- [DATA FOR PROCESSING]:
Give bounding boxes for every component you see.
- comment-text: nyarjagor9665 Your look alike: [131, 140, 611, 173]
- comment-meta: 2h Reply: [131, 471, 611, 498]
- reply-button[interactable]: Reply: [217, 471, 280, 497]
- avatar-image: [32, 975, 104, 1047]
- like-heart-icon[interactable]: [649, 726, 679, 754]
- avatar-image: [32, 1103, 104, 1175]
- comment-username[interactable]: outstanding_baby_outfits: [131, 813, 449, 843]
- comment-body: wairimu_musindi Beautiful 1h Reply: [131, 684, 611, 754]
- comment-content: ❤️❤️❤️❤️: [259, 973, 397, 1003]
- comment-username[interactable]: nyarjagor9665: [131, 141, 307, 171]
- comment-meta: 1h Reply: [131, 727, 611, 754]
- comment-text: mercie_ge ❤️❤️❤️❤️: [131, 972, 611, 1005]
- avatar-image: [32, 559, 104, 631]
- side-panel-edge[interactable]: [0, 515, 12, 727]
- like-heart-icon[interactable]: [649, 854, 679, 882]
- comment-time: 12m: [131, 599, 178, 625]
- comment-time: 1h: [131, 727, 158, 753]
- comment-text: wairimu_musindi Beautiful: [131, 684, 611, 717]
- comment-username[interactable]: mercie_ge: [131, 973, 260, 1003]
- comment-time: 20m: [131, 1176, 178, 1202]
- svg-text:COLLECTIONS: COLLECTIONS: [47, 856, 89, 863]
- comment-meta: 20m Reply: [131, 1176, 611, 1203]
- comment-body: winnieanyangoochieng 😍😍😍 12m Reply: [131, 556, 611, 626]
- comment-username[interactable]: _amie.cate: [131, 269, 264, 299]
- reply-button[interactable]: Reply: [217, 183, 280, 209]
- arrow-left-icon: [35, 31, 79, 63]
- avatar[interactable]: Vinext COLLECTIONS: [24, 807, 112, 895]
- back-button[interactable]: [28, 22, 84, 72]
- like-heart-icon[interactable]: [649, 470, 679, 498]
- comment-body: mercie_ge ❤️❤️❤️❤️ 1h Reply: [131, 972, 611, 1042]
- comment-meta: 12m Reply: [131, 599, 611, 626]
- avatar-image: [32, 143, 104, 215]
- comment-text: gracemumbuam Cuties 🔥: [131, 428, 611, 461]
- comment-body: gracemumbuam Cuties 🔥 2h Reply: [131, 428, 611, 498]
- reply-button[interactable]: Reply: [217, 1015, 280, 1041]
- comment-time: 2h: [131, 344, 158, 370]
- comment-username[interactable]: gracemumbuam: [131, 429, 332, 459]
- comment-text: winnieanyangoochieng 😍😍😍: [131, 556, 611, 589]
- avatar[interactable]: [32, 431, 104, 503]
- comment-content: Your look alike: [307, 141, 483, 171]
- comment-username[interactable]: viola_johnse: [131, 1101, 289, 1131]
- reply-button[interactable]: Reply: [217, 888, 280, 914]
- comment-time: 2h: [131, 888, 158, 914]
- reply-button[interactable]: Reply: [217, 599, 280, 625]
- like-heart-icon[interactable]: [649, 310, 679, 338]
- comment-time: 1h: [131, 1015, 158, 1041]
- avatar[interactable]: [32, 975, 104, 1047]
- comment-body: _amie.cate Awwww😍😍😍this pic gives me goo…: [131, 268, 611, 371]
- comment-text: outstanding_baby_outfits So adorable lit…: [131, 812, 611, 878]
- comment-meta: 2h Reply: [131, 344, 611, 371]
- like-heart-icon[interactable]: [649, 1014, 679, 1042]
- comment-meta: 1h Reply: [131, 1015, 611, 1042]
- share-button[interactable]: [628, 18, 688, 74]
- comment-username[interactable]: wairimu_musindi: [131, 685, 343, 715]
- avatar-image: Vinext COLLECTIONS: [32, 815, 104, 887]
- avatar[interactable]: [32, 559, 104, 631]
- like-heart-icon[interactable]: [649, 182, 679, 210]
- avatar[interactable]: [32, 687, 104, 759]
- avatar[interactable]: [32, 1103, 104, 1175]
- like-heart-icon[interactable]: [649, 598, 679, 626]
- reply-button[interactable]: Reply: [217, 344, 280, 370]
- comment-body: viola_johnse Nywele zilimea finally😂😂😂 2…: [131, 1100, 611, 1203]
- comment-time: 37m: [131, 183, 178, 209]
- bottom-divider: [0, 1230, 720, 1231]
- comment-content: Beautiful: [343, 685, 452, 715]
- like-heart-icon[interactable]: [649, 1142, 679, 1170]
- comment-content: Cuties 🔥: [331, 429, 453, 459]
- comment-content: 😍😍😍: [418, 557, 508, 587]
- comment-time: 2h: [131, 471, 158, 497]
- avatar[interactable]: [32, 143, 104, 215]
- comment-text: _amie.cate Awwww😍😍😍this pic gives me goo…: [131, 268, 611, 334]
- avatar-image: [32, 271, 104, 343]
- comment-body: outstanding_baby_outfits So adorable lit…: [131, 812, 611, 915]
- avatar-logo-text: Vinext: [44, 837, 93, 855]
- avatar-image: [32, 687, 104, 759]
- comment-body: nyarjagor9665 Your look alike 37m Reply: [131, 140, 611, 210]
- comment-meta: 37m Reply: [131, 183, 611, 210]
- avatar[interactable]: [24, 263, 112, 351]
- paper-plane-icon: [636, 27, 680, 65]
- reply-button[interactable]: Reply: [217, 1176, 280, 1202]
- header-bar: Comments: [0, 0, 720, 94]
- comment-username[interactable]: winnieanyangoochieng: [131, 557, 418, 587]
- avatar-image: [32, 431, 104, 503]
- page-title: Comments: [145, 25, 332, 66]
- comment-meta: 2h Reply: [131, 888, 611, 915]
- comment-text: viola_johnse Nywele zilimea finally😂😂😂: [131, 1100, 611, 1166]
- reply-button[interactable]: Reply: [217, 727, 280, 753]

- [TASK INSTRUCTIONS]:
How many lines of the listing above contain the string "Beautiful"? Case counts. Reply with only the number.

- [ANSWER FOR THIS EXERCISE]:
3